--- begin Page extract ---
The team's operations sergeant and the Hazaras then went down and cleared the compounds. The Green Berets said the rooms were full of Taliban documents, including money and identification cards and 55-gallon drums of rice and soup. The team also uncovered three videotapes - two of propaganda and one of Taliban fight songs.

As the team cleared out the documents, they could see Taliban fighters massing at the bazaar in the village about 800 meters to the south. They said fighters were streaming in on foot, in trucks and on motorcycles.

The captain knew he and his men could be in trouble. A dust storm was blowing in, making it hard for the soldiers to call in air support. And the 10 Americans and 30 Hazaras were greatly outnumbered.

Making a stand

The team leaders knew that the mountain pass they had used to get into the valley was mined and Taliban fighters were likely preparing an ambush. They decided to make a stand in the saddle between two hills behind the compound.
--- end Page extract ---
--- begin Information provided ---
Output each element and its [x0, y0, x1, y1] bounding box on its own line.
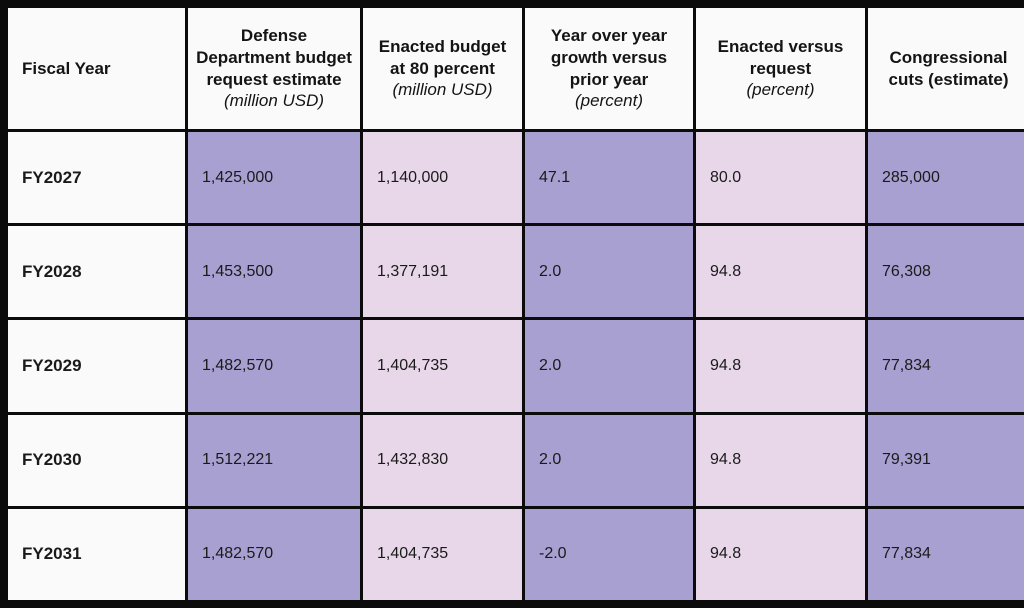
--- end Information provided ---
Written request A
Can you turn the paragraph beginning "The team's operations sergeant" in the excerpt on the Green Beret team into a short bulleted list that keeps its main facts?
Written request B
Answer these questions from the excerpt on the Green Beret team, one line each:
(i) How far from the team was the bazaar where Taliban fighters were massing, and in which direction?
(ii) How many Americans and how many Hazaras were there?
(iii) Where did the team leaders decide to make a stand?
Written request C
According to the excerpt on the Green Beret team, by what means were the Taliban fighters streaming in? List every one.

Correct response A
- The team's operations sergeant and the Hazaras went down and cleared the compounds.
- The rooms held Taliban documents, money, identification cards, and 55-gallon drums of rice and soup.
- The team found three videotapes: two of propaganda and one of Taliban fight songs.

Correct response B
(i) About 800 meters to the south.
(ii) 10 Americans and 30 Hazaras.
(iii) In the saddle between two hills behind the compound.

Correct response C
- On foot
- In trucks
- On motorcycles